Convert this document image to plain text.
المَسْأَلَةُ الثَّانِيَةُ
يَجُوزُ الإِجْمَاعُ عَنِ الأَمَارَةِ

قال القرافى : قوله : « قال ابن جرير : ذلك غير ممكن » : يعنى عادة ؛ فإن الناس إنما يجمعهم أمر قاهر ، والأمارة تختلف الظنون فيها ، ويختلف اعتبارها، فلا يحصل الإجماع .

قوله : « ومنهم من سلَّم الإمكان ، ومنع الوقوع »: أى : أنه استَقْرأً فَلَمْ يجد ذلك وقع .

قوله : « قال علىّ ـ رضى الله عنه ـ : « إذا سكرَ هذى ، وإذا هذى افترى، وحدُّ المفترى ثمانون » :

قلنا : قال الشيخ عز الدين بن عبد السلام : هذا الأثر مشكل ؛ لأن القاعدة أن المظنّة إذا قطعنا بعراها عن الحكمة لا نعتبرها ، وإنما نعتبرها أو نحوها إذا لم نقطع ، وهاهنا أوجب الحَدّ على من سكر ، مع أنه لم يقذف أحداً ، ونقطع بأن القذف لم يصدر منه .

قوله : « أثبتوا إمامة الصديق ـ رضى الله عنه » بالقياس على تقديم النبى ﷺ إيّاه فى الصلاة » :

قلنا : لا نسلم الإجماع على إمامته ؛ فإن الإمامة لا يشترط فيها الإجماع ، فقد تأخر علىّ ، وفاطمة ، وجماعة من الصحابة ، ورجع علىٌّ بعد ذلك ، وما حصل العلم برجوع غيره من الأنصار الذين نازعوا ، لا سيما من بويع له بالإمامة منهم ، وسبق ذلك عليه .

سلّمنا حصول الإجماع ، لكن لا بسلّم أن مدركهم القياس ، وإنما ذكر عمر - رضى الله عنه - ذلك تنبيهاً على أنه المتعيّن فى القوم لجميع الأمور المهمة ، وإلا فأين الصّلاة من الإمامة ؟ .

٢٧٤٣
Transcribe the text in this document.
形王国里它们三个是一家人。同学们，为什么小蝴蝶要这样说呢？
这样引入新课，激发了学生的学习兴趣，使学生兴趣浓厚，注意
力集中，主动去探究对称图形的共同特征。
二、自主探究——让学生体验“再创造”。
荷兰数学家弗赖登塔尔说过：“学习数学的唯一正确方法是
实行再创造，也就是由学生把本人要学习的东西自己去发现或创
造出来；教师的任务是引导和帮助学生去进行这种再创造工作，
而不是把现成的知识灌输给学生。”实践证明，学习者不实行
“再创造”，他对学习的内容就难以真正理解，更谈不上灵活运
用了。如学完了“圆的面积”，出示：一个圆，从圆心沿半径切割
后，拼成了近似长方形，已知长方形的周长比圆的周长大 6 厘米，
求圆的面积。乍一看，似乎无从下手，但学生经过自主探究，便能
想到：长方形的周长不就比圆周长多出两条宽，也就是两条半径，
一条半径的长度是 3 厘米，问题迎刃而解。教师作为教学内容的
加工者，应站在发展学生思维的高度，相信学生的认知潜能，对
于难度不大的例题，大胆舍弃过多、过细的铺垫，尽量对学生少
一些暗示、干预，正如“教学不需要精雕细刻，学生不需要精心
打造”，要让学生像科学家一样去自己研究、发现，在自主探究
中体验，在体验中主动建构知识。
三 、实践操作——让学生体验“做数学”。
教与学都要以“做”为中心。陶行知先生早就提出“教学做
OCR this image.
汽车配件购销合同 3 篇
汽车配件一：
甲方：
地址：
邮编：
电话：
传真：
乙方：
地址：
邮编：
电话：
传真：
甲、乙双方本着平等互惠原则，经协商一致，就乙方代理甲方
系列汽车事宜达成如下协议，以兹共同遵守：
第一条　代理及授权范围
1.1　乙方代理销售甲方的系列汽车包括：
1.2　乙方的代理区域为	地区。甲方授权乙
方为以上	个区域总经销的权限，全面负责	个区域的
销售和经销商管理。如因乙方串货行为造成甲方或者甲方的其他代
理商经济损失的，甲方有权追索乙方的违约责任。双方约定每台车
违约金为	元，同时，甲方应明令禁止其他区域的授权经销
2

####

--- Exercise requirements ---
What is the number of lines in the records that contain the string "قوله"? Give only that number.

--- Response for this exercise ---
4